⟨

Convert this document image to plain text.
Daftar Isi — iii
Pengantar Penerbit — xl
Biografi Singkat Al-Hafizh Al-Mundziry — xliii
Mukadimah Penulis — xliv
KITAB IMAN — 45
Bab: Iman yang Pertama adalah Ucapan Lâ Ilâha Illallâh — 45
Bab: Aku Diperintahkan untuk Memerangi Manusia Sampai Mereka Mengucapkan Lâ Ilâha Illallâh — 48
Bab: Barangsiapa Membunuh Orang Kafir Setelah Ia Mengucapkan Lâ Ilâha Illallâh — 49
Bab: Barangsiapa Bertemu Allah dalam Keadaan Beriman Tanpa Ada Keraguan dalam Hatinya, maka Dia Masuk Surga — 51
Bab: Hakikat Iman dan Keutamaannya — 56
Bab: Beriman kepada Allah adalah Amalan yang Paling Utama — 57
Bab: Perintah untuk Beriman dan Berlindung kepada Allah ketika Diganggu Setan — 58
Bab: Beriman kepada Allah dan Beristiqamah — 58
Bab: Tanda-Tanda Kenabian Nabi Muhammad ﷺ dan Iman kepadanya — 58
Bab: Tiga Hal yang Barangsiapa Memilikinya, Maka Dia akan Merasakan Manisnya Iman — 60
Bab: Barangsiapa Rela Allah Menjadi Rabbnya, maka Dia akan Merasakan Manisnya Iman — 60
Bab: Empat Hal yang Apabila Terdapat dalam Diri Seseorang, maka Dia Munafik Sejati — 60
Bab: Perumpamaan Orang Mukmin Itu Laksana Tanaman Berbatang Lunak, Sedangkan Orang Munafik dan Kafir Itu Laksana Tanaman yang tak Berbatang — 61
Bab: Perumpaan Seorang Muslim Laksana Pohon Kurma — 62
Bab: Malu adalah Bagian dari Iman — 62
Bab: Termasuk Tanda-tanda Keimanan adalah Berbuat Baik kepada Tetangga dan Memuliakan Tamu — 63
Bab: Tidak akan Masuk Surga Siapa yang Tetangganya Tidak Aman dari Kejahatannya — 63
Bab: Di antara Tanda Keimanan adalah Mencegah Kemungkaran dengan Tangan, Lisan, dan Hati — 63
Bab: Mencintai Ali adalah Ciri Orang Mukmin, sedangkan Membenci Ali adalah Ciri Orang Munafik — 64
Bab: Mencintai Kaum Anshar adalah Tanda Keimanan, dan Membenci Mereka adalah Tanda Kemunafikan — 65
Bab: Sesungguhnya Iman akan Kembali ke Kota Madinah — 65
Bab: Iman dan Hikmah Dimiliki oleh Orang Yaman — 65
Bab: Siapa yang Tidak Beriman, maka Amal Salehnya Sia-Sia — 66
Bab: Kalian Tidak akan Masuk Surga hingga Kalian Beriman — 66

⟩

Problem statement: Take each line containing the string "yang" and copy it out.

Task output:
Bab: Iman yang Pertama adalah Ucapan Lâ Ilâha Illallâh — 45
Bab: Beriman kepada Allah adalah Amalan yang Paling Utama — 57
Bab: Tiga Hal yang Barangsiapa Memilikinya, Maka Dia akan Merasakan Manisnya Iman — 60
Bab: Empat Hal yang Apabila Terdapat dalam Diri Seseorang, maka Dia Munafik Sejati — 60
Bab: Perumpamaan Orang Mukmin Itu Laksana Tanaman Berbatang Lunak, Sedangkan Orang Munafik dan Kafir Itu Laksana Tanaman yang tak Berbatang — 61
Bab: Tidak akan Masuk Surga Siapa yang Tetangganya Tidak Aman dari Kejahatannya — 63
Bab: Siapa yang Tidak Beriman, maka Amal Salehnya Sia-Sia — 66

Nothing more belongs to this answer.